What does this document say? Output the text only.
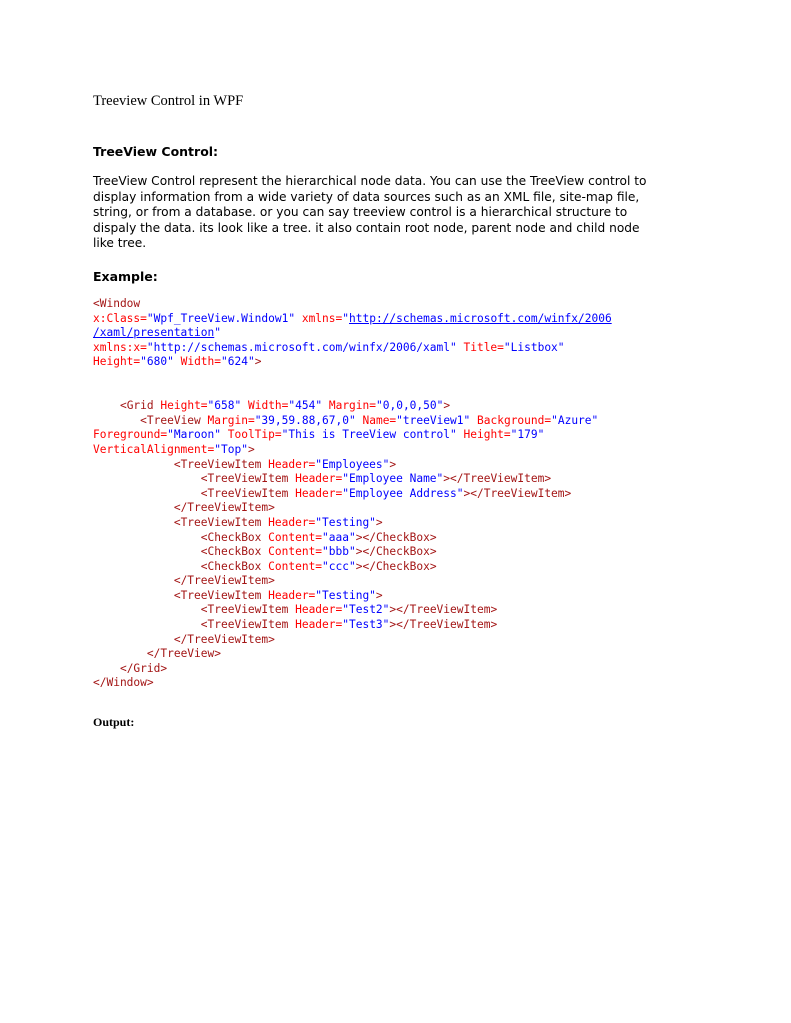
Treeview Control in WPF
TreeView Control:
TreeView Control represent the hierarchical node data. You can use the TreeView control to
display information from a wide variety of data sources such as an XML file, site-map file,
string, or from a database. or you can say treeview control is a hierarchical structure to
dispaly the data. its look like a tree. it also contain root node, parent node and child node
like tree.
Example:
<Window
x:Class="Wpf_TreeView.Window1" xmlns="http://schemas.microsoft.com/winfx/2006
/xaml/presentation"
xmlns:x="http://schemas.microsoft.com/winfx/2006/xaml" Title="Listbox"
Height="680" Width="624">

<Grid Height="658" Width="454" Margin="0,0,0,50">
<TreeView Margin="39,59.88,67,0" Name="treeView1" Background="Azure"
Foreground="Maroon" ToolTip="This is TreeView control" Height="179"
VerticalAlignment="Top">
<TreeViewItem Header="Employees">
<TreeViewItem Header="Employee Name"></TreeViewItem>
<TreeViewItem Header="Employee Address"></TreeViewItem>
</TreeViewItem>
<TreeViewItem Header="Testing">
<CheckBox Content="aaa"></CheckBox>
<CheckBox Content="bbb"></CheckBox>
<CheckBox Content="ccc"></CheckBox>
</TreeViewItem>
<TreeViewItem Header="Testing">
<TreeViewItem Header="Test2"></TreeViewItem>
<TreeViewItem Header="Test3"></TreeViewItem>
</TreeViewItem>
</TreeView>
</Grid>
</Window>
Output:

— AIM —
Give back all entries exactly. No pictures belong in the copy.

— FINISHED TASK —
What does this document say? Output the text only.
Treeview Control in WPF
TreeView Control:
TreeView Control represent the hierarchical node data. You can use the TreeView control to
display information from a wide variety of data sources such as an XML file, site-map file,
string, or from a database. or you can say treeview control is a hierarchical structure to
dispaly the data. its look like a tree. it also contain root node, parent node and child node
like tree.
Example:
<Window
x:Class="Wpf_TreeView.Window1" xmlns="http://schemas.microsoft.com/winfx/2006
/xaml/presentation"
xmlns:x="http://schemas.microsoft.com/winfx/2006/xaml" Title="Listbox"
Height="680" Width="624">

<Grid Height="658" Width="454" Margin="0,0,0,50">
<TreeView Margin="39,59.88,67,0" Name="treeView1" Background="Azure"
Foreground="Maroon" ToolTip="This is TreeView control" Height="179"
VerticalAlignment="Top">
<TreeViewItem Header="Employees">
<TreeViewItem Header="Employee Name"></TreeViewItem>
<TreeViewItem Header="Employee Address"></TreeViewItem>
</TreeViewItem>
<TreeViewItem Header="Testing">
<CheckBox Content="aaa"></CheckBox>
<CheckBox Content="bbb"></CheckBox>
<CheckBox Content="ccc"></CheckBox>
</TreeViewItem>
<TreeViewItem Header="Testing">
<TreeViewItem Header="Test2"></TreeViewItem>
<TreeViewItem Header="Test3"></TreeViewItem>
</TreeViewItem>
</TreeView>
</Grid>
</Window>
Output:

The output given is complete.